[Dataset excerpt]
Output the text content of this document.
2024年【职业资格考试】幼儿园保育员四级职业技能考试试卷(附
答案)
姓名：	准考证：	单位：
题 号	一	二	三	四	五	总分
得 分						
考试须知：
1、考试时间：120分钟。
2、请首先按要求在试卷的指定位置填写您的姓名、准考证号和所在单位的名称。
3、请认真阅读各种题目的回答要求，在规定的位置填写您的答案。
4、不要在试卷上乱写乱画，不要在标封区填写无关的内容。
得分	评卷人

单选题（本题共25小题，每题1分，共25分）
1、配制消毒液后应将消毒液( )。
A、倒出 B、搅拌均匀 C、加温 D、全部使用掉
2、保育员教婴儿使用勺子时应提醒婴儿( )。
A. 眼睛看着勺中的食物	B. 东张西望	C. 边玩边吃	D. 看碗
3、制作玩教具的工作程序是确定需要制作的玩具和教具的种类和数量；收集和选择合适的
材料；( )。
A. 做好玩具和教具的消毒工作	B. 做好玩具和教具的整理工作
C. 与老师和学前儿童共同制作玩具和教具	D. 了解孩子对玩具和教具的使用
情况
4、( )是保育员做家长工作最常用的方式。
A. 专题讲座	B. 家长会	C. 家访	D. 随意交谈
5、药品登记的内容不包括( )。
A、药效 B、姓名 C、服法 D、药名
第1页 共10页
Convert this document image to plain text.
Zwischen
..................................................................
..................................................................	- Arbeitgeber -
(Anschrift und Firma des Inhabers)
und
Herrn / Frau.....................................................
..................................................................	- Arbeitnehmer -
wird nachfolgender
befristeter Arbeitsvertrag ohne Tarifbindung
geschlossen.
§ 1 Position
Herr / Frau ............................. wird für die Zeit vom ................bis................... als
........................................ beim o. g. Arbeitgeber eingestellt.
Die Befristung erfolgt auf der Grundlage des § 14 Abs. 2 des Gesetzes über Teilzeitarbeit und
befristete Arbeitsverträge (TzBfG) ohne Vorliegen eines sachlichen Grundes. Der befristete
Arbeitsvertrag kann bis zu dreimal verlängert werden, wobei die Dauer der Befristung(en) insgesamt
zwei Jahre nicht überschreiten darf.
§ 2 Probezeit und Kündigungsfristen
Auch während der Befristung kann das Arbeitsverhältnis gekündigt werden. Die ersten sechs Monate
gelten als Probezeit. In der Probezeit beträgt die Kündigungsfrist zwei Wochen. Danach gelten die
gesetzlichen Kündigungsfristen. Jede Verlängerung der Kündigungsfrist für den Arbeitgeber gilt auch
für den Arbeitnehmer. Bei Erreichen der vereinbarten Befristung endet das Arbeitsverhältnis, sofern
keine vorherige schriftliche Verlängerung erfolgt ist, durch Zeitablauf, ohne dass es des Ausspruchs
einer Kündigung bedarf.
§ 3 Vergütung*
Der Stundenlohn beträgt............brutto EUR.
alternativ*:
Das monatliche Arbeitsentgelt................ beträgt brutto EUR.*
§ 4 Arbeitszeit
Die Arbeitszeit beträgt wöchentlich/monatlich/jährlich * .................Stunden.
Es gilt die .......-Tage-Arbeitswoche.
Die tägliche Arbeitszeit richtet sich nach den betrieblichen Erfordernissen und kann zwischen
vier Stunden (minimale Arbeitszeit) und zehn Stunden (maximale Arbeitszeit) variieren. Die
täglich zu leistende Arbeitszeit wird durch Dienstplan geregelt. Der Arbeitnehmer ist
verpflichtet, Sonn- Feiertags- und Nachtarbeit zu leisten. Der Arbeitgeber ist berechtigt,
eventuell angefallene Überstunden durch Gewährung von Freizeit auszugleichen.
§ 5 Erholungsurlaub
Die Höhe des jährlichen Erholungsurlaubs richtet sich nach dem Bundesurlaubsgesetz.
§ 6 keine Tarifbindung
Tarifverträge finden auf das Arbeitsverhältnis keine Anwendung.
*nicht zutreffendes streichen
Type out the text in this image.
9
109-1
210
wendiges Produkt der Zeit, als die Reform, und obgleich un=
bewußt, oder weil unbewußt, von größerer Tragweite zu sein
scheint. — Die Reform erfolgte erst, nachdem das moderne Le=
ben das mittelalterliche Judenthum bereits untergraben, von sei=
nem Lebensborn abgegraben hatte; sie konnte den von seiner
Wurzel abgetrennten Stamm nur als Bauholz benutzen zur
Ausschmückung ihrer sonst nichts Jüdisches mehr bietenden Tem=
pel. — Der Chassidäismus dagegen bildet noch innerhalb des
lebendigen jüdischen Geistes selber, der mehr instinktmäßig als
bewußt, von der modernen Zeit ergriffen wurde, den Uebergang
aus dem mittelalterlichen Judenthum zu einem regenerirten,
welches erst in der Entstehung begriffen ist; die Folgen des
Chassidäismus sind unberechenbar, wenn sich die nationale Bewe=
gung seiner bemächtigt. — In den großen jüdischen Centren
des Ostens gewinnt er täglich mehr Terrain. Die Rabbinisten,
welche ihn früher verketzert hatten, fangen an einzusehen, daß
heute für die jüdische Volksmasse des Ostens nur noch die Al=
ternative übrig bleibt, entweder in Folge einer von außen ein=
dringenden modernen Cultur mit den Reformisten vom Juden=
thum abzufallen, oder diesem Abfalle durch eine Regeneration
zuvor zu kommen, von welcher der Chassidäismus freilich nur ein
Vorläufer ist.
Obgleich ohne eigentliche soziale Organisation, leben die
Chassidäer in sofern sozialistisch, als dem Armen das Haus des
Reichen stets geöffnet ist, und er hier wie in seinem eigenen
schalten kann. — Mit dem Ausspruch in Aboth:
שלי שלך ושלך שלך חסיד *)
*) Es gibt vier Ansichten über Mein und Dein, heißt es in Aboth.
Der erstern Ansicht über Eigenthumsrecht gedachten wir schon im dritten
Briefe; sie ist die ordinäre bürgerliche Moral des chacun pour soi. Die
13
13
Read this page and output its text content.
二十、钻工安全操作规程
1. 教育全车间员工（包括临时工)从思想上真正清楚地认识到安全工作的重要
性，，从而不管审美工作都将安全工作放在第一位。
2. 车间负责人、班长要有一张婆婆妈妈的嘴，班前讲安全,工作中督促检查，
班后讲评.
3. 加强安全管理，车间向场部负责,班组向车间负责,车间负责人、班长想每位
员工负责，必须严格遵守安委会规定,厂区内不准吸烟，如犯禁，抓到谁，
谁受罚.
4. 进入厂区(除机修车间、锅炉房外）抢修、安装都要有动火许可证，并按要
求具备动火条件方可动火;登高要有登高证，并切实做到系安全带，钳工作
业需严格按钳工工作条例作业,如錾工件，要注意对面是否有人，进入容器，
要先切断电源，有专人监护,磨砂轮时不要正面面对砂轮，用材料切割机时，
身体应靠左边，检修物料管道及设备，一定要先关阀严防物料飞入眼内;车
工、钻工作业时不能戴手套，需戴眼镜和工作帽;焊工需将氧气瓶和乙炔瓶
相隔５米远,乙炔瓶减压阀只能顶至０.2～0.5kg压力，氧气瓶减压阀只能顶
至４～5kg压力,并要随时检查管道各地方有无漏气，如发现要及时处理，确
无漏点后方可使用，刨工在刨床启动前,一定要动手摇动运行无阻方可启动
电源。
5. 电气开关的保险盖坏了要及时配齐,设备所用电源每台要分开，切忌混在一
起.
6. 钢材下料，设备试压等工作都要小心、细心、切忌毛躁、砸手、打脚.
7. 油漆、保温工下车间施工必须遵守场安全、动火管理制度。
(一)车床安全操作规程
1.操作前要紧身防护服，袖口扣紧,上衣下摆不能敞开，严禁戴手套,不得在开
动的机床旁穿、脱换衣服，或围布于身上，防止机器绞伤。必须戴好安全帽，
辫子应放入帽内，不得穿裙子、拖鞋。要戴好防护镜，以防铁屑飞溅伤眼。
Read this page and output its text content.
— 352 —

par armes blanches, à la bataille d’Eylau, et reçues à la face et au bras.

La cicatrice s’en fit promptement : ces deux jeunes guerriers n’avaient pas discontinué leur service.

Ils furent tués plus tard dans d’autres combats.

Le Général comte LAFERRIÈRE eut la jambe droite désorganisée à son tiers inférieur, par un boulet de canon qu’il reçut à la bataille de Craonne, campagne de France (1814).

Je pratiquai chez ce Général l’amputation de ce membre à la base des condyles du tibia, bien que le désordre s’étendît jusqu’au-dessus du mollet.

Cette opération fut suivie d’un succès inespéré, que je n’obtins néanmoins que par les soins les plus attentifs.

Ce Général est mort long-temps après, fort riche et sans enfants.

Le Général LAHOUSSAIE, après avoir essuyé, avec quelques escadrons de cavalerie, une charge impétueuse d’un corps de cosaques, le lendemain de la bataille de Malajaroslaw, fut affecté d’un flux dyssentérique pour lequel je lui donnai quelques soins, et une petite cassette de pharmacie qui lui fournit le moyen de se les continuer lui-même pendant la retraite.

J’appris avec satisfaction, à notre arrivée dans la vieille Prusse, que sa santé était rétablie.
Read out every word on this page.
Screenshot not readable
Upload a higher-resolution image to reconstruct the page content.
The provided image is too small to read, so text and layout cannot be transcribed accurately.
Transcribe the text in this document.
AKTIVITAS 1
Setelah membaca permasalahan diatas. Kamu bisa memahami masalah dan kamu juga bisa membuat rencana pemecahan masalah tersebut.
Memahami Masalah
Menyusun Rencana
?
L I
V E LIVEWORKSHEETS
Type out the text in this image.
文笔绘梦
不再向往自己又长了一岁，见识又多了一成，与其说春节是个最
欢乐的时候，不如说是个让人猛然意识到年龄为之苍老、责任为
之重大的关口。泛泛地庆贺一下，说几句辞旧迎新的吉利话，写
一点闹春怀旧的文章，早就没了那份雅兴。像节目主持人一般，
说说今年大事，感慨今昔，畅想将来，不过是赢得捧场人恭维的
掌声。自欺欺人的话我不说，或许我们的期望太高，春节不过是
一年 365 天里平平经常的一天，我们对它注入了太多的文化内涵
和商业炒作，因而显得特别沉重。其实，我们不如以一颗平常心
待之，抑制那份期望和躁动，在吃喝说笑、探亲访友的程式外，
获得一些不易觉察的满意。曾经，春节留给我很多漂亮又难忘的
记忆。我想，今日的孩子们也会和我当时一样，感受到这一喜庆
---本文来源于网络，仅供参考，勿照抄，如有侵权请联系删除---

= Work to do =
Pick out, from the lines above, every one that contains the string "Verlängerung".

= Answer to this exercise =
gesetzlichen Kündigungsfristen. Jede Verlängerung der Kündigungsfrist für den Arbeitgeber gilt auch
keine vorherige schriftliche Verlängerung erfolgt ist, durch Zeitablauf, ohne dass es des Ausspruchs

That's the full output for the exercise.